**INSTRUCTIONS FOR THE TASK:** Write out the complete material exactly as it stands.
* BEGIN *
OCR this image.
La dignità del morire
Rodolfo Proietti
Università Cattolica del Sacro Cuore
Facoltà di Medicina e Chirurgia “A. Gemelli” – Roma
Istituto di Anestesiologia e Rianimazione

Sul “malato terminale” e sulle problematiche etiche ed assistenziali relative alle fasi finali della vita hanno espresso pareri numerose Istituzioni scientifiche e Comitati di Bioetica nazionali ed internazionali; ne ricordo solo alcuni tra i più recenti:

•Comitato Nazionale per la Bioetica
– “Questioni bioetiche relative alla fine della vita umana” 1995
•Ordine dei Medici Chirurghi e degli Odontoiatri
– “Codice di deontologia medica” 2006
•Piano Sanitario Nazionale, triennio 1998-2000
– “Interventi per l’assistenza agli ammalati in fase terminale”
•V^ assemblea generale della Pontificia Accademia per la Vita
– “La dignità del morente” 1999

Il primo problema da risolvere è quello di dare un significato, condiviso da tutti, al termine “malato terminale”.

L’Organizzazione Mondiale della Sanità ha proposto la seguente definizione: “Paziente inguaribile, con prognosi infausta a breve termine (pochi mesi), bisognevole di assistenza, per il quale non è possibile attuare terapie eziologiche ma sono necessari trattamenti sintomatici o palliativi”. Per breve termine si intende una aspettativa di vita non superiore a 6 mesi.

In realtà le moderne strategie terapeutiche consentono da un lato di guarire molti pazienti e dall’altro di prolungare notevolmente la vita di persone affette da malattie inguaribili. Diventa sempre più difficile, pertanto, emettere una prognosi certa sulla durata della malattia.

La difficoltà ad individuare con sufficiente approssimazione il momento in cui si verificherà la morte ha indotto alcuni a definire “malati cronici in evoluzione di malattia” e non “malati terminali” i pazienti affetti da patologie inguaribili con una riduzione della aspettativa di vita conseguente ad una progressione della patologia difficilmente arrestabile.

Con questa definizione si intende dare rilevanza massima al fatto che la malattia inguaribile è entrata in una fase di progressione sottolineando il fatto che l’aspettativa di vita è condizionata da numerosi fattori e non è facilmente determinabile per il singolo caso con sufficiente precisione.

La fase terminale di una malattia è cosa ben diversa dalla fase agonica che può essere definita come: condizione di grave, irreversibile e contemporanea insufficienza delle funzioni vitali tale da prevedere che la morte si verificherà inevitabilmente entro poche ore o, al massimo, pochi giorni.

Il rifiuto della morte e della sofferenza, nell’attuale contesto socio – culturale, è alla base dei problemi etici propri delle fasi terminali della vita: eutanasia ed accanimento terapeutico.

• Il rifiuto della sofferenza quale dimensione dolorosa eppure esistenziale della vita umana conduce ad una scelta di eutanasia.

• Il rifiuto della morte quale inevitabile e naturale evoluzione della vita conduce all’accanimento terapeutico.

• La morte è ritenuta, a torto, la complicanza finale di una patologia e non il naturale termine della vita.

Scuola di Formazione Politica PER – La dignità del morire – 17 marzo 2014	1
* END *
**RESULT:**
OCR this image.
La dignità del morire
Rodolfo Proietti
Università Cattolica del Sacro Cuore
Facoltà di Medicina e Chirurgia “A. Gemelli” – Roma
Istituto di Anestesiologia e Rianimazione

Sul “malato terminale” e sulle problematiche etiche ed assistenziali relative alle fasi finali della vita hanno espresso pareri numerose Istituzioni scientifiche e Comitati di Bioetica nazionali ed internazionali; ne ricordo solo alcuni tra i più recenti:

•Comitato Nazionale per la Bioetica
– “Questioni bioetiche relative alla fine della vita umana” 1995
•Ordine dei Medici Chirurghi e degli Odontoiatri
– “Codice di deontologia medica” 2006
•Piano Sanitario Nazionale, triennio 1998-2000
– “Interventi per l’assistenza agli ammalati in fase terminale”
•V^ assemblea generale della Pontificia Accademia per la Vita
– “La dignità del morente” 1999

Il primo problema da risolvere è quello di dare un significato, condiviso da tutti, al termine “malato terminale”.

L’Organizzazione Mondiale della Sanità ha proposto la seguente definizione: “Paziente inguaribile, con prognosi infausta a breve termine (pochi mesi), bisognevole di assistenza, per il quale non è possibile attuare terapie eziologiche ma sono necessari trattamenti sintomatici o palliativi”. Per breve termine si intende una aspettativa di vita non superiore a 6 mesi.

In realtà le moderne strategie terapeutiche consentono da un lato di guarire molti pazienti e dall’altro di prolungare notevolmente la vita di persone affette da malattie inguaribili. Diventa sempre più difficile, pertanto, emettere una prognosi certa sulla durata della malattia.

La difficoltà ad individuare con sufficiente approssimazione il momento in cui si verificherà la morte ha indotto alcuni a definire “malati cronici in evoluzione di malattia” e non “malati terminali” i pazienti affetti da patologie inguaribili con una riduzione della aspettativa di vita conseguente ad una progressione della patologia difficilmente arrestabile.

Con questa definizione si intende dare rilevanza massima al fatto che la malattia inguaribile è entrata in una fase di progressione sottolineando il fatto che l’aspettativa di vita è condizionata da numerosi fattori e non è facilmente determinabile per il singolo caso con sufficiente precisione.

La fase terminale di una malattia è cosa ben diversa dalla fase agonica che può essere definita come: condizione di grave, irreversibile e contemporanea insufficienza delle funzioni vitali tale da prevedere che la morte si verificherà inevitabilmente entro poche ore o, al massimo, pochi giorni.

Il rifiuto della morte e della sofferenza, nell’attuale contesto socio – culturale, è alla base dei problemi etici propri delle fasi terminali della vita: eutanasia ed accanimento terapeutico.

• Il rifiuto della sofferenza quale dimensione dolorosa eppure esistenziale della vita umana conduce ad una scelta di eutanasia.

• Il rifiuto della morte quale inevitabile e naturale evoluzione della vita conduce all’accanimento terapeutico.

• La morte è ritenuta, a torto, la complicanza finale di una patologia e non il naturale termine della vita.

Scuola di Formazione Politica PER – La dignità del morire – 17 marzo 2014	1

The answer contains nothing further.